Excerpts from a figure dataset
►
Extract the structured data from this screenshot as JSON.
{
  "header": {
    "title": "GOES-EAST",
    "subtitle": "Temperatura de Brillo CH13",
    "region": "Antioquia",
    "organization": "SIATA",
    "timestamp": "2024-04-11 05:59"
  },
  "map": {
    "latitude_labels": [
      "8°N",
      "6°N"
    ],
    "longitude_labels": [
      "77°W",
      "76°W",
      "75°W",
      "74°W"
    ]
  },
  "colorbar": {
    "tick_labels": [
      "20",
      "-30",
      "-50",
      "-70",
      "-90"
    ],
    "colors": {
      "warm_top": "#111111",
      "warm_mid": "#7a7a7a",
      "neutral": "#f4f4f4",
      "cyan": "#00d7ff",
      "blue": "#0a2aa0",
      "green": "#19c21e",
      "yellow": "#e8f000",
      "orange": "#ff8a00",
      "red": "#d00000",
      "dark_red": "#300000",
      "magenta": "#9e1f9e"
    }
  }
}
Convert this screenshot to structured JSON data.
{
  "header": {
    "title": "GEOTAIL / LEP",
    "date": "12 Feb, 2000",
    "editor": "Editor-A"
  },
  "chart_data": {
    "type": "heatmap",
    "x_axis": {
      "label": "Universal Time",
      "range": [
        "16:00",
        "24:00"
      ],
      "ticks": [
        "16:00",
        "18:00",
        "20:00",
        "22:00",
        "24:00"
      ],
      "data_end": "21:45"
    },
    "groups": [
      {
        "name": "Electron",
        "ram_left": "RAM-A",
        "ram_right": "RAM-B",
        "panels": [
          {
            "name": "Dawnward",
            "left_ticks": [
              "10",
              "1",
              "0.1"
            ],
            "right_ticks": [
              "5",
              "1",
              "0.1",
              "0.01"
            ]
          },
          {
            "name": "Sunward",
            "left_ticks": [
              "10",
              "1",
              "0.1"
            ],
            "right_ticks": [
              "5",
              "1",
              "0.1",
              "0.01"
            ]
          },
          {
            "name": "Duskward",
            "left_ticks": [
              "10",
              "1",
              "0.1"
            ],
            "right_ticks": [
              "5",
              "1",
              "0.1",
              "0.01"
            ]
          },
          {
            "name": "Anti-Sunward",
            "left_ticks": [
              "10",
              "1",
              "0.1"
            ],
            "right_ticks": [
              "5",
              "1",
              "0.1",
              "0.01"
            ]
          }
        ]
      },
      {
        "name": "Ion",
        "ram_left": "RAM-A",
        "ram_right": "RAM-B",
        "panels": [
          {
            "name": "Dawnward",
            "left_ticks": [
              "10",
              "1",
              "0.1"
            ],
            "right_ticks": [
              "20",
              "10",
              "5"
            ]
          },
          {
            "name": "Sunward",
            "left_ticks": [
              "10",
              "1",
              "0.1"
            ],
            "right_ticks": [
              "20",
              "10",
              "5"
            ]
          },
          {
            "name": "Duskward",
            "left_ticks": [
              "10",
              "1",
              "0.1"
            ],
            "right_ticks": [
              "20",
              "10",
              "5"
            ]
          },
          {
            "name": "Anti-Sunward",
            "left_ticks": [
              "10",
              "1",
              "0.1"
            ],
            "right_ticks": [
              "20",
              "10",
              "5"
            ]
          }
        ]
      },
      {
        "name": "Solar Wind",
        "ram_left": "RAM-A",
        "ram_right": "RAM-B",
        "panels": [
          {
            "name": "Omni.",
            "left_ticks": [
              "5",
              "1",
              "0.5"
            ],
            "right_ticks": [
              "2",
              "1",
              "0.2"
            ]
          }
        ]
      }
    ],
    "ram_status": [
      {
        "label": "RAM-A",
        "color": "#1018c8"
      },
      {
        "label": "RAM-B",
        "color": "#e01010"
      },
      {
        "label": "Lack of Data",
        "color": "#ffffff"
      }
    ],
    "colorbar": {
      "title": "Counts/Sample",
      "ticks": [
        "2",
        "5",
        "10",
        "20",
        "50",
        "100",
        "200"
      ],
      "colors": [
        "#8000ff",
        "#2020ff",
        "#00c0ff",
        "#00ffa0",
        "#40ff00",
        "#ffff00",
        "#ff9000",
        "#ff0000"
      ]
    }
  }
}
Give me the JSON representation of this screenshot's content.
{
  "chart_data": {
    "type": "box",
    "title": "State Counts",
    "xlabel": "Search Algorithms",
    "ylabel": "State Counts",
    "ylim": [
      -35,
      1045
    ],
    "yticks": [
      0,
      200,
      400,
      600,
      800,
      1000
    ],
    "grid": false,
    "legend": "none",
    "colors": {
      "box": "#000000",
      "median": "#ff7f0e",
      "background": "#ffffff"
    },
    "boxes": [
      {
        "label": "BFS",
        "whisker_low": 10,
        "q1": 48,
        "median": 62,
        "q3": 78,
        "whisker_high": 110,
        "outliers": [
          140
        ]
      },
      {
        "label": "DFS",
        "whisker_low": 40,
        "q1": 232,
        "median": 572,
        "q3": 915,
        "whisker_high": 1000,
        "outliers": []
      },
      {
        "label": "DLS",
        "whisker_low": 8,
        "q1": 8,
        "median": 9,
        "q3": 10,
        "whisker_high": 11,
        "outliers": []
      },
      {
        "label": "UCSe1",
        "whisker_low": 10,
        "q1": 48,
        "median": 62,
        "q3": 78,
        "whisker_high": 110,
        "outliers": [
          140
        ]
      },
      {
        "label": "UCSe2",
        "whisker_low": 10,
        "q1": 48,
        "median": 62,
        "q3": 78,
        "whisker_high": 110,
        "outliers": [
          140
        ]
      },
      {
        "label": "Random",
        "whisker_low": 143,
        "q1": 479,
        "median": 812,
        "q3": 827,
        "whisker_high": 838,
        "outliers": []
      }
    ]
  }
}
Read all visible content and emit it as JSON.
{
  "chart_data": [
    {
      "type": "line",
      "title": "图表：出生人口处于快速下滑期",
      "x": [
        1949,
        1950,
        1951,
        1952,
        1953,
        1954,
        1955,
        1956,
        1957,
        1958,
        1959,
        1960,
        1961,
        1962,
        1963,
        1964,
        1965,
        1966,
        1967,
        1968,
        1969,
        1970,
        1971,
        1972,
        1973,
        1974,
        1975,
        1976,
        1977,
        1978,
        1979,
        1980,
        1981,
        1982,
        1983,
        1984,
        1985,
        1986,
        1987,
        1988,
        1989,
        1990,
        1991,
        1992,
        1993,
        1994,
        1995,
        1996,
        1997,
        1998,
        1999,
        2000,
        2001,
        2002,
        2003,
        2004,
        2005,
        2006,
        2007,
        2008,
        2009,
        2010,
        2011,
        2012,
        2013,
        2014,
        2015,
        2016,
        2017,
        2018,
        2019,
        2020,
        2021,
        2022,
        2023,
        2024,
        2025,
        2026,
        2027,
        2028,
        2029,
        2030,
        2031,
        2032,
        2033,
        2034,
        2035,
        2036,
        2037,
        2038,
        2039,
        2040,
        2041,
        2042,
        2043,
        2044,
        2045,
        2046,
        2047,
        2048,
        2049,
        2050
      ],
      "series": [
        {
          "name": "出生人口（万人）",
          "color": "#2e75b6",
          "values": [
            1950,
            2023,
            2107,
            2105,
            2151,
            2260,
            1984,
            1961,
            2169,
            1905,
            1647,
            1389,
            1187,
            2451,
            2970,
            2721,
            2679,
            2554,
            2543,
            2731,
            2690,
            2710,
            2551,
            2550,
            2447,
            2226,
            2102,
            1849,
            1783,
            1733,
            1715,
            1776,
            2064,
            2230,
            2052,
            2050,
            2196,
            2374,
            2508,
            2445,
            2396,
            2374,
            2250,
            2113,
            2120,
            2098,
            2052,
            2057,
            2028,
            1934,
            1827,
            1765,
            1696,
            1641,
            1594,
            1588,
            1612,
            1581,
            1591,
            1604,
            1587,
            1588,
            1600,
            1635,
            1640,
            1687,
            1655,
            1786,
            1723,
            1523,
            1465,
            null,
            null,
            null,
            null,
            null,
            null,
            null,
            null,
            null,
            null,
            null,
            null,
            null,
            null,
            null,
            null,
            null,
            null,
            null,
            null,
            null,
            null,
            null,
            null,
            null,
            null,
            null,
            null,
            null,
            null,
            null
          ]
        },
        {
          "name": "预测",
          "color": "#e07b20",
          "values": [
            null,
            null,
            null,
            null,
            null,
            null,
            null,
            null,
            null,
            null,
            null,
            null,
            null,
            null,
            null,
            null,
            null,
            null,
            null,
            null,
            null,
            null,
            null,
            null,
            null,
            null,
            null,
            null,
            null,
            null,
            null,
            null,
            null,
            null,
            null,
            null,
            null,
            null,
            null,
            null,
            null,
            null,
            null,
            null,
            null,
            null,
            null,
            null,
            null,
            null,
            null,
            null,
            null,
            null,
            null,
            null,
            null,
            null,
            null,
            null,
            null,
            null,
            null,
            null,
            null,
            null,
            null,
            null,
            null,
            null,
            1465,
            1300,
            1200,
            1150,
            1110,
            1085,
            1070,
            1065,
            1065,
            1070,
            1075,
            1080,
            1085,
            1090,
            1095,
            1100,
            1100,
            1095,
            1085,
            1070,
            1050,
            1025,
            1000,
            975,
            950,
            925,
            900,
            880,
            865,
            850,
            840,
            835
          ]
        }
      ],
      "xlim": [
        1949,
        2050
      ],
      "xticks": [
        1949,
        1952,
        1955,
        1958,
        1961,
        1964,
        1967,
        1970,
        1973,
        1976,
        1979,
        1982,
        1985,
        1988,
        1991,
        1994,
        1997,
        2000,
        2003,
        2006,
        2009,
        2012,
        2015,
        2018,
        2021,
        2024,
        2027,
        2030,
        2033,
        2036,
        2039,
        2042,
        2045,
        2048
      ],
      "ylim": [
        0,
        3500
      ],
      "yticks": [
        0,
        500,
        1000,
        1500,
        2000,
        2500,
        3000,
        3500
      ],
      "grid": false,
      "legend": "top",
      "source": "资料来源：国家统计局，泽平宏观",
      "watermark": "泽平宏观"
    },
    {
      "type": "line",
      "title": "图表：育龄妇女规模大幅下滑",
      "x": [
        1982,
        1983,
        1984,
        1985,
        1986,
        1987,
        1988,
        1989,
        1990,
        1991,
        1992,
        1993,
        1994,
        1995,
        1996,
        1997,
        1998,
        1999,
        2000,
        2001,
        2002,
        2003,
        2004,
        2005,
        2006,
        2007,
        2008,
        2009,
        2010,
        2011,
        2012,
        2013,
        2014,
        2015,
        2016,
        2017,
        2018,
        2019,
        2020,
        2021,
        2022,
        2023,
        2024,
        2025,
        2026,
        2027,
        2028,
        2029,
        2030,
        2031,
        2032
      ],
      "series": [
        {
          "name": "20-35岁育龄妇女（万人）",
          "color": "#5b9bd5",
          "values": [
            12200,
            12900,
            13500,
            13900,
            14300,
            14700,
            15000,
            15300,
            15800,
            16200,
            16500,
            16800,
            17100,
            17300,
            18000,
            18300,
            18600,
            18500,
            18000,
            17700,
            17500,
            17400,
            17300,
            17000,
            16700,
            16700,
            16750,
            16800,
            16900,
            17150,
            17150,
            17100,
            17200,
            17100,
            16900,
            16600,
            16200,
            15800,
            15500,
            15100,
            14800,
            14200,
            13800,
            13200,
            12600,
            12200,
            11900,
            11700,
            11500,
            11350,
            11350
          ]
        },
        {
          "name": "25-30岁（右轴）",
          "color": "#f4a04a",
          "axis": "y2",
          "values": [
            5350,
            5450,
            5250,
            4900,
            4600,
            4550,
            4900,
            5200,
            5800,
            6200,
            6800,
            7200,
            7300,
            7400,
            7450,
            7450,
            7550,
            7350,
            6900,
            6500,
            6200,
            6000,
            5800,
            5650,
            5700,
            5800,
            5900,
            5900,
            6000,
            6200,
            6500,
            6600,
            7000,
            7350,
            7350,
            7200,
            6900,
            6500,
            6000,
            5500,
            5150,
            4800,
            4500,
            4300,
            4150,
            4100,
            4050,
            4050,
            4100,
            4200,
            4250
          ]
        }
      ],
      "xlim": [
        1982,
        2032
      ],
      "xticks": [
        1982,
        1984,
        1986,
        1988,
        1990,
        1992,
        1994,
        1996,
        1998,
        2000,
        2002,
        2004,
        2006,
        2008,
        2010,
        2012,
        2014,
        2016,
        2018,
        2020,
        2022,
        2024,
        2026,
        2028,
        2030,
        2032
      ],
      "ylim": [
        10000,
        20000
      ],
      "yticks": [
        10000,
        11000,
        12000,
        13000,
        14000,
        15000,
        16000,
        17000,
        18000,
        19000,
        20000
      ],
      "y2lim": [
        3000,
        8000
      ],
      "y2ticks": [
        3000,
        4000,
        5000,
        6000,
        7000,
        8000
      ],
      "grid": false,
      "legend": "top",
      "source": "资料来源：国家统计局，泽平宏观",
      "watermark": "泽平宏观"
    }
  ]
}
◄
## Problem details
Find every line in the entries that includes the word "this", then state how many there are and nothing else.

## Correct response
3